# DATASET CONTENT start
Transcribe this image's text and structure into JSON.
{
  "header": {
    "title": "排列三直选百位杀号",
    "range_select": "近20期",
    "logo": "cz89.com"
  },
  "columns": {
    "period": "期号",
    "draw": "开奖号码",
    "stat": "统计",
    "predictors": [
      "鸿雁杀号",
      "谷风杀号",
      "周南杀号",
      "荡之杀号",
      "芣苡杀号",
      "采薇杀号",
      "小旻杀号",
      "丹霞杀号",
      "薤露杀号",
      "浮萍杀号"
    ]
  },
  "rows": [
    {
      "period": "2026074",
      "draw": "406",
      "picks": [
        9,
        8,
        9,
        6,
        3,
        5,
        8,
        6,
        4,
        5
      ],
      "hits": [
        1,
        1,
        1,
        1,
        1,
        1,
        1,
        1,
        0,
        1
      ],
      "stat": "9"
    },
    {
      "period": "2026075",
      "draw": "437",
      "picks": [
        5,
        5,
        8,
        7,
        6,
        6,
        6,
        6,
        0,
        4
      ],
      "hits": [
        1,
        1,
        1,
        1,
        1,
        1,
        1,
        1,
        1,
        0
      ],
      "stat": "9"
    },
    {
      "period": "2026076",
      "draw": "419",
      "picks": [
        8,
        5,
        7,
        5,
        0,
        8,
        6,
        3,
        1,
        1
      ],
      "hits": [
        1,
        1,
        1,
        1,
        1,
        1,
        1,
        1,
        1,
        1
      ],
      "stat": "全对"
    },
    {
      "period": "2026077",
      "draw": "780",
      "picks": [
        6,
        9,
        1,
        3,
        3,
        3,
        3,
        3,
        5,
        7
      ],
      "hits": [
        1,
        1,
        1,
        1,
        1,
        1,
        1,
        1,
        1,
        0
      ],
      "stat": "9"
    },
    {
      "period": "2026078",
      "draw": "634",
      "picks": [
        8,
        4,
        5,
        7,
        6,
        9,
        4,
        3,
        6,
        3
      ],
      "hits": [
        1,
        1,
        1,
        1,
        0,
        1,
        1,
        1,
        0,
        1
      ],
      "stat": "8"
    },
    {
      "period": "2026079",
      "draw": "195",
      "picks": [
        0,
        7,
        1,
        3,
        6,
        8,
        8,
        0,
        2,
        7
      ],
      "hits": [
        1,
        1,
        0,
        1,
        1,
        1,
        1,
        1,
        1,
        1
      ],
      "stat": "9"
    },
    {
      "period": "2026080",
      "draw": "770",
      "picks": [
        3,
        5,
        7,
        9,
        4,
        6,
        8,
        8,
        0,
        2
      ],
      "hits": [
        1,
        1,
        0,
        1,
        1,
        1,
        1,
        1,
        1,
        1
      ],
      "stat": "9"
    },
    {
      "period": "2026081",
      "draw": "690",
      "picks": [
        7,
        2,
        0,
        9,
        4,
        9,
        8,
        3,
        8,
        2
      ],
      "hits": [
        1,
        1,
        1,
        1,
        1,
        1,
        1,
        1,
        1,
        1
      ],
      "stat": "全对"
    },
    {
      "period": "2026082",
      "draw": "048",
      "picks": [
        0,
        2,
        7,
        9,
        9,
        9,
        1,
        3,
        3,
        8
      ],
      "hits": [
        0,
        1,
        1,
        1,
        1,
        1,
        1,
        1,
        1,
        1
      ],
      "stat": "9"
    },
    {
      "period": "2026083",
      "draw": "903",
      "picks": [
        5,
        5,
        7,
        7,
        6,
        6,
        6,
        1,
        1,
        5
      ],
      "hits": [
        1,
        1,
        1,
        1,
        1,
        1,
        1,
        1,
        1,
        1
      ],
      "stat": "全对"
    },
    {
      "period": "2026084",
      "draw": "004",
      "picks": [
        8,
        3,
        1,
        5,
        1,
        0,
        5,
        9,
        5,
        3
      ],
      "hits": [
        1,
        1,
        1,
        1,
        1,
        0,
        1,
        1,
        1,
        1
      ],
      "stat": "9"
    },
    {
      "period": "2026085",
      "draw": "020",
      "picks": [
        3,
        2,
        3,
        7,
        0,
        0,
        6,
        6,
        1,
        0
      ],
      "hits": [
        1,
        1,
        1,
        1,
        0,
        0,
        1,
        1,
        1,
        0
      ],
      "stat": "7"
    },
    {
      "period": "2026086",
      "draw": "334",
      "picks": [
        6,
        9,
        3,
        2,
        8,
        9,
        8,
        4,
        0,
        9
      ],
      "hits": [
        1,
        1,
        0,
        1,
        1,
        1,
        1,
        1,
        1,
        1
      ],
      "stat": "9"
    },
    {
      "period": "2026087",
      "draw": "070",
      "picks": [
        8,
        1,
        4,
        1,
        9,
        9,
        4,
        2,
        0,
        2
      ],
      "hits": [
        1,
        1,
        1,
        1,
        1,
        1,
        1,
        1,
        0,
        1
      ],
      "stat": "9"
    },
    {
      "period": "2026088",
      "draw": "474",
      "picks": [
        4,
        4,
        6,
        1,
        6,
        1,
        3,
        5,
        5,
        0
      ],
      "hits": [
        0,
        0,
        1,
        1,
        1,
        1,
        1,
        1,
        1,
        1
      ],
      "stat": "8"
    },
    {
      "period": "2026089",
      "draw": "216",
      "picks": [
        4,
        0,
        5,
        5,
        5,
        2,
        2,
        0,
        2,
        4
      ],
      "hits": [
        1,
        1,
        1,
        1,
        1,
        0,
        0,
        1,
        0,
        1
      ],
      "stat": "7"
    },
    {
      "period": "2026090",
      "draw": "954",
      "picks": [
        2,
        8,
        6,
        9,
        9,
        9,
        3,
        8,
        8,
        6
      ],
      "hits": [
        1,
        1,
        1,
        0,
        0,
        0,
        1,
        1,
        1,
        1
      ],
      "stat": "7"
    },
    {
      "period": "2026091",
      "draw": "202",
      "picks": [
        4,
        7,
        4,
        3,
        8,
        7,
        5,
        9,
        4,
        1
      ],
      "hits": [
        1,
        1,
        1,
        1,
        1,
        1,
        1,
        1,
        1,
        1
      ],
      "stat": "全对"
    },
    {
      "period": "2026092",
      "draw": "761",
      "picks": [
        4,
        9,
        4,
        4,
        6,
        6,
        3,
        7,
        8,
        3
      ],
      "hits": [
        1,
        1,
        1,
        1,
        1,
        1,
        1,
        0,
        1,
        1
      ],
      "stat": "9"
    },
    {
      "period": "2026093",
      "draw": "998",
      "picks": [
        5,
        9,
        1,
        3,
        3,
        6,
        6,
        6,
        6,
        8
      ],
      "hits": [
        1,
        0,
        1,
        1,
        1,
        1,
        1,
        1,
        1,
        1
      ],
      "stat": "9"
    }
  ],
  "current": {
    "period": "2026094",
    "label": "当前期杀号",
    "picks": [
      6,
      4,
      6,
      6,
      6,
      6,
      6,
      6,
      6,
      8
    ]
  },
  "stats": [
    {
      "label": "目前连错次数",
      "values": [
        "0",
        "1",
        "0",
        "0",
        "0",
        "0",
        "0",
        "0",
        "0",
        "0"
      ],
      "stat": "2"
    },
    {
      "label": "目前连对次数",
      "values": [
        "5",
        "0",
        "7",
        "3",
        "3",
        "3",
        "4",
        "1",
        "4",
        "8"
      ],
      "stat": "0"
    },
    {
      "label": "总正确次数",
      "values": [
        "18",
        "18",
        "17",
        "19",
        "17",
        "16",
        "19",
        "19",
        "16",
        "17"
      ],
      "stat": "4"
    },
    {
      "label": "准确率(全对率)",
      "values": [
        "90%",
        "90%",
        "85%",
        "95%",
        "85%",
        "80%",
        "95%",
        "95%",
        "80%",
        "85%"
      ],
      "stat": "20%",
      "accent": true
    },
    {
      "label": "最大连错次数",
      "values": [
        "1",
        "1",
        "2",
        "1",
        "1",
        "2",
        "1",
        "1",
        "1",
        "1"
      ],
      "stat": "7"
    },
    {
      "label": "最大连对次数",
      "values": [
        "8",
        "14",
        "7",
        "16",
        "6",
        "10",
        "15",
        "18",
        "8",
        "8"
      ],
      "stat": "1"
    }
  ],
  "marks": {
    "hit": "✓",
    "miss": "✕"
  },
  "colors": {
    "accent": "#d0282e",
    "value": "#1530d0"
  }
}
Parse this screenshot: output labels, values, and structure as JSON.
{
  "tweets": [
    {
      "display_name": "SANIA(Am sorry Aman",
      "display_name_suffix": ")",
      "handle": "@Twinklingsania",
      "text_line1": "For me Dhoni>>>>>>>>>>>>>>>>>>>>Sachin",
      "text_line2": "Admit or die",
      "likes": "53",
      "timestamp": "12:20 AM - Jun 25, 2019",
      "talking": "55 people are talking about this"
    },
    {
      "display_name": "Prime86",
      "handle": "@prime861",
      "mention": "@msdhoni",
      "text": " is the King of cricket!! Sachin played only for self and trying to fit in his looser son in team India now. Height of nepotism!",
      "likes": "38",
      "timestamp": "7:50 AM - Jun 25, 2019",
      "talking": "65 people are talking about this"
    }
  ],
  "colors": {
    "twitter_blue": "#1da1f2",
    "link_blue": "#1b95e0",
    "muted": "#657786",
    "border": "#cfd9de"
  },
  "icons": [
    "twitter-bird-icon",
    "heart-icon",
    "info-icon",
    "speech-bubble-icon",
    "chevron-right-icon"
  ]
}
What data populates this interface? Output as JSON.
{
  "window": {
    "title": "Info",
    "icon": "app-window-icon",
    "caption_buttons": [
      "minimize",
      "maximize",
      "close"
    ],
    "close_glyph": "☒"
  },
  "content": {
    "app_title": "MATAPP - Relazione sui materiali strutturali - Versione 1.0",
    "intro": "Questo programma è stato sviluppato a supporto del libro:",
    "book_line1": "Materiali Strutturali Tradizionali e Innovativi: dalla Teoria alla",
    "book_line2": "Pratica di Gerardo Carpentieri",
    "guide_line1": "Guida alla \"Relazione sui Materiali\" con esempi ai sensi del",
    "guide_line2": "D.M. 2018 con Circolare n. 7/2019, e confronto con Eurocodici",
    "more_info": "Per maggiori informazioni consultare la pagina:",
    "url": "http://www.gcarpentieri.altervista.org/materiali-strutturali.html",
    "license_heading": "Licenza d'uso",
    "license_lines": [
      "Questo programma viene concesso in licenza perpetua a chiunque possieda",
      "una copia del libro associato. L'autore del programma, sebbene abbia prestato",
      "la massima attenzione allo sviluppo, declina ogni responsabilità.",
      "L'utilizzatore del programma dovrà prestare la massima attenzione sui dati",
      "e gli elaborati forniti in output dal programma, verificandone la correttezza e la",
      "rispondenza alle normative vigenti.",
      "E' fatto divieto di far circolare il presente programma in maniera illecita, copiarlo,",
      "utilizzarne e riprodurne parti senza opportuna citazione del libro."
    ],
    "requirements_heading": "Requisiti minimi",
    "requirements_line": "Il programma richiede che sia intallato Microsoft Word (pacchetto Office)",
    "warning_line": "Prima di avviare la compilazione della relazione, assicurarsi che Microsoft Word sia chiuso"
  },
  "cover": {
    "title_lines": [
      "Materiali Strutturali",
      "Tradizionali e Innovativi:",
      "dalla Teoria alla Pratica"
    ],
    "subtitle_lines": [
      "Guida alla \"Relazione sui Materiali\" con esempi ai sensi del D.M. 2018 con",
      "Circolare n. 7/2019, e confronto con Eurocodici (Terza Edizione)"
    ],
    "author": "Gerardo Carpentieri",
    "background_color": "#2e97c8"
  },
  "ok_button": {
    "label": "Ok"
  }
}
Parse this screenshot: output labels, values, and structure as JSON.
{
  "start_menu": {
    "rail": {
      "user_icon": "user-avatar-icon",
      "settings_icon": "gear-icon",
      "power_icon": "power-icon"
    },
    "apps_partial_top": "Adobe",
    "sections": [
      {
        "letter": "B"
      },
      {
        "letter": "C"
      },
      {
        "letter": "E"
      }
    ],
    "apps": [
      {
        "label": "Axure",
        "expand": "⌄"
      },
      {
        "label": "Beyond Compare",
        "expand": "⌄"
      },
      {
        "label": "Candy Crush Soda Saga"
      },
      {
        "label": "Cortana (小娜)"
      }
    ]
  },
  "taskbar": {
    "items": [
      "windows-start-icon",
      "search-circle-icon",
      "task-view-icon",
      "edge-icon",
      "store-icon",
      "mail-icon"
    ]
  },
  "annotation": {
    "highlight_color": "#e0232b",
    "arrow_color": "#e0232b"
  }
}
# DATASET CONTENT end
Copy each line that holds the word "sensi".

    "guide_line1": "Guida alla \"Relazione sui Materiali\" con esempi ai sensi del",
      "Guida alla \"Relazione sui Materiali\" con esempi ai sensi del D.M. 2018 con",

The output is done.